Items:
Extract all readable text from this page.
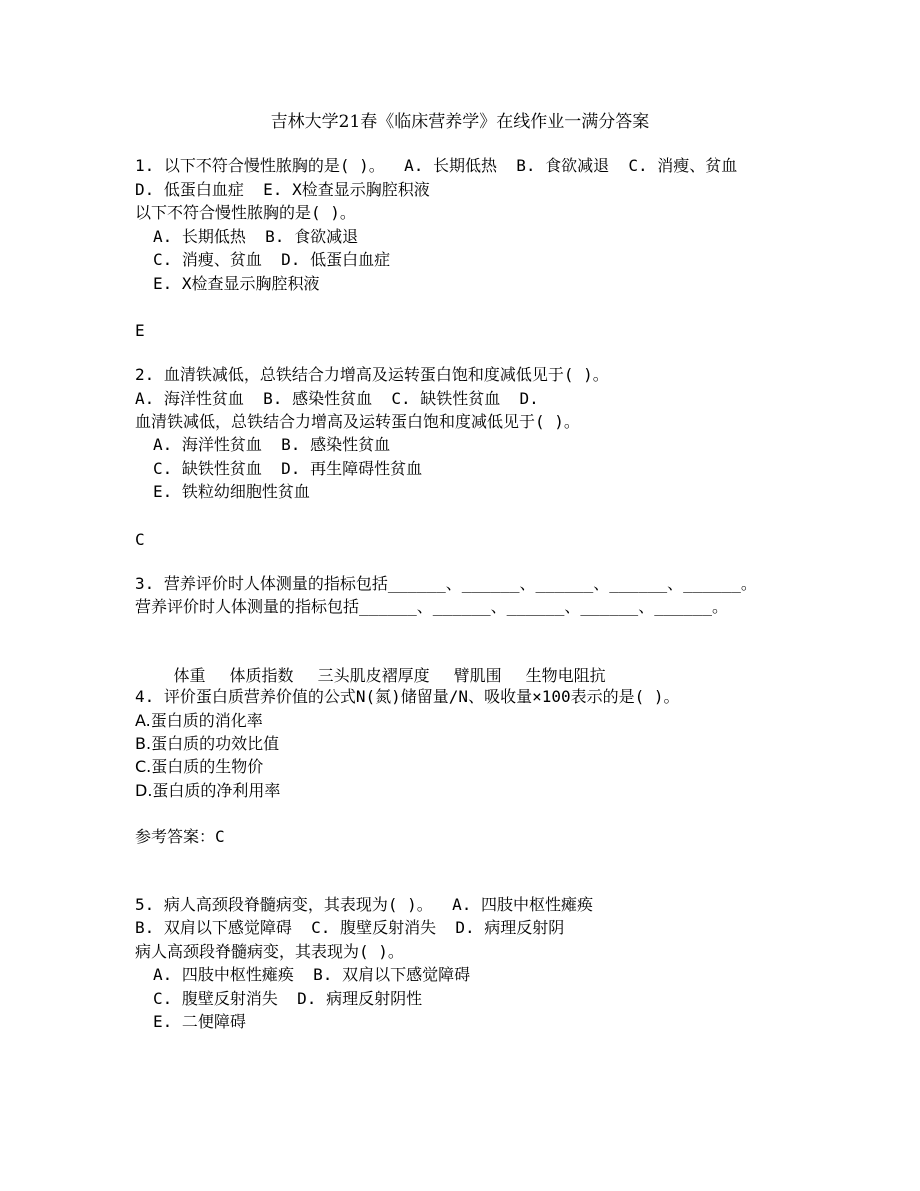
吉林大学21春《临床营养学》在线作业一满分答案
1. 以下不符合慢性脓胸的是( )。  A. 长期低热  B. 食欲减退  C. 消瘦、贫血
D. 低蛋白血症  E. X检查显示胸腔积液
以下不符合慢性脓胸的是( )。
A. 长期低热  B. 食欲减退
C. 消瘦、贫血  D. 低蛋白血症
E. X检查显示胸腔积液
E
2. 血清铁减低，总铁结合力增高及运转蛋白饱和度减低见于( )。
A. 海洋性贫血  B. 感染性贫血  C. 缺铁性贫血  D.
血清铁减低，总铁结合力增高及运转蛋白饱和度减低见于( )。
A. 海洋性贫血  B. 感染性贫血
C. 缺铁性贫血  D. 再生障碍性贫血
E. 铁粒幼细胞性贫血
C
3. 营养评价时人体测量的指标包括______、______、______、______、______。
营养评价时人体测量的指标包括______、______、______、______、______。

体重 体质指数 三头肌皮褶厚度 臂肌围 生物电阻抗

4. 评价蛋白质营养价值的公式N(氮)储留量/N、吸收量×100表示的是( )。
A.蛋白质的消化率
B.蛋白质的功效比值
C.蛋白质的生物价
D.蛋白质的净利用率
参考答案：C
5. 病人高颈段脊髓病变，其表现为( )。  A. 四肢中枢性瘫痪
B. 双肩以下感觉障碍  C. 腹壁反射消失  D. 病理反射阴
病人高颈段脊髓病变，其表现为( )。
A. 四肢中枢性瘫痪  B. 双肩以下感觉障碍
C. 腹壁反射消失  D. 病理反射阴性
E. 二便障碍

Task instructions: Quote the material in full and exactly; do not carry over its pictures.

Correct answer:
Extract all readable text from this page.
吉林大学21春《临床营养学》在线作业一满分答案
1. 以下不符合慢性脓胸的是( )。  A. 长期低热  B. 食欲减退  C. 消瘦、贫血
D. 低蛋白血症  E. X检查显示胸腔积液
以下不符合慢性脓胸的是( )。
A. 长期低热  B. 食欲减退
C. 消瘦、贫血  D. 低蛋白血症
E. X检查显示胸腔积液
E
2. 血清铁减低，总铁结合力增高及运转蛋白饱和度减低见于( )。
A. 海洋性贫血  B. 感染性贫血  C. 缺铁性贫血  D.
血清铁减低，总铁结合力增高及运转蛋白饱和度减低见于( )。
A. 海洋性贫血  B. 感染性贫血
C. 缺铁性贫血  D. 再生障碍性贫血
E. 铁粒幼细胞性贫血
C
3. 营养评价时人体测量的指标包括______、______、______、______、______。
营养评价时人体测量的指标包括______、______、______、______、______。

体重 体质指数 三头肌皮褶厚度 臂肌围 生物电阻抗

4. 评价蛋白质营养价值的公式N(氮)储留量/N、吸收量×100表示的是( )。
A.蛋白质的消化率
B.蛋白质的功效比值
C.蛋白质的生物价
D.蛋白质的净利用率
参考答案：C
5. 病人高颈段脊髓病变，其表现为( )。  A. 四肢中枢性瘫痪
B. 双肩以下感觉障碍  C. 腹壁反射消失  D. 病理反射阴
病人高颈段脊髓病变，其表现为( )。
A. 四肢中枢性瘫痪  B. 双肩以下感觉障碍
C. 腹壁反射消失  D. 病理反射阴性
E. 二便障碍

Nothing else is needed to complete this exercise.